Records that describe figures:

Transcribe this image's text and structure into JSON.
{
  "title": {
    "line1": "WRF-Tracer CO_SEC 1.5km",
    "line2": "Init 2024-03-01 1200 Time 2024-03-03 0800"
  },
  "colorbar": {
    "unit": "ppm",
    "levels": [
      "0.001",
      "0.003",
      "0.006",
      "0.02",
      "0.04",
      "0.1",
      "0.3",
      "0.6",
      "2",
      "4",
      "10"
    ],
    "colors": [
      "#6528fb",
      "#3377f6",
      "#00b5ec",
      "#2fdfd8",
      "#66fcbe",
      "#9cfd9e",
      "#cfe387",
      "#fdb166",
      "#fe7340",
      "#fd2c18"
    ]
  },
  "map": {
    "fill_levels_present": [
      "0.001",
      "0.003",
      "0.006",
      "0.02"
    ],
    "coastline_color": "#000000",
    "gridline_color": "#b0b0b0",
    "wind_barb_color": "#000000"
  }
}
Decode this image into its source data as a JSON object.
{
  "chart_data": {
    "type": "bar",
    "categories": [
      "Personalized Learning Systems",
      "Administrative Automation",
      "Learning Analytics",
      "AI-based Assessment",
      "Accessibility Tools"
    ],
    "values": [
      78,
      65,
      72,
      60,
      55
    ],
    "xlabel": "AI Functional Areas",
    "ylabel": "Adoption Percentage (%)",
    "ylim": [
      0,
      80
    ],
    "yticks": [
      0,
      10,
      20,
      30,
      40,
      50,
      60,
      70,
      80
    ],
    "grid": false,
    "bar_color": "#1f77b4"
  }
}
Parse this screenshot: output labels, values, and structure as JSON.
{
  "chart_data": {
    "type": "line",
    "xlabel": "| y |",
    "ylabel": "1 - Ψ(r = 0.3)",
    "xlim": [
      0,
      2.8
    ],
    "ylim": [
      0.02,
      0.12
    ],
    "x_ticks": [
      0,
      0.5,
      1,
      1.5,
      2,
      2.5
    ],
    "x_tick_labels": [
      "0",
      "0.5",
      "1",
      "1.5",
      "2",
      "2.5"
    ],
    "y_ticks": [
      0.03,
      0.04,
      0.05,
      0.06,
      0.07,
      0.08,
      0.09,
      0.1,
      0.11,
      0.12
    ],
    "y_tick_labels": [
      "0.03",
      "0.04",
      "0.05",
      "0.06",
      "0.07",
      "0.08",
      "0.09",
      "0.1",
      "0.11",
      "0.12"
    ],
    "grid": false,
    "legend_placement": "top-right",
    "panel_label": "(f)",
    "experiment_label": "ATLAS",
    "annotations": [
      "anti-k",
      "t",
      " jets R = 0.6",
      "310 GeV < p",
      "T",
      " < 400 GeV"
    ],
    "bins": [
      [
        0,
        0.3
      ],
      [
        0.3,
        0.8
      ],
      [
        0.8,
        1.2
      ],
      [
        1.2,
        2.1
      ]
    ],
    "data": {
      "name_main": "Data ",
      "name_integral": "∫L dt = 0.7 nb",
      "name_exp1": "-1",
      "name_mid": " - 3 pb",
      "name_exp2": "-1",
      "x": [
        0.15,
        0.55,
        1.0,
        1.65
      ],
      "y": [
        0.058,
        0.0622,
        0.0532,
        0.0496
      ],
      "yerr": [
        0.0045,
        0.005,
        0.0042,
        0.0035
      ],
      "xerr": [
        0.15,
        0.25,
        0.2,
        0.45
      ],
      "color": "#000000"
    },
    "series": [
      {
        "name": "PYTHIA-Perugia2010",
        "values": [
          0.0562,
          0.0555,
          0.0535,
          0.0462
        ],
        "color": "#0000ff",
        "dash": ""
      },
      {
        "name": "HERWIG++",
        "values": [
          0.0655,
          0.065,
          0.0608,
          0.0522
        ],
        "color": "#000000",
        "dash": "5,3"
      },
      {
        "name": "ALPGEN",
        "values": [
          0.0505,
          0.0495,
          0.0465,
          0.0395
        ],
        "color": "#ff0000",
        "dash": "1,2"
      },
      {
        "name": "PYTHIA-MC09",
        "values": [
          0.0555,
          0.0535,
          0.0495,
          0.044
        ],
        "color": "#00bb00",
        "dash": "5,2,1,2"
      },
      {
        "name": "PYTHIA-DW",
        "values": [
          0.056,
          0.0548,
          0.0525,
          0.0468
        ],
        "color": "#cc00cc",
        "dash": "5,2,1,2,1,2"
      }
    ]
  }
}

WORK TO BE COMPLETED » Using the listing, say how many lines include the word "Learning", and add nothing else.

FINISHED TASK » 2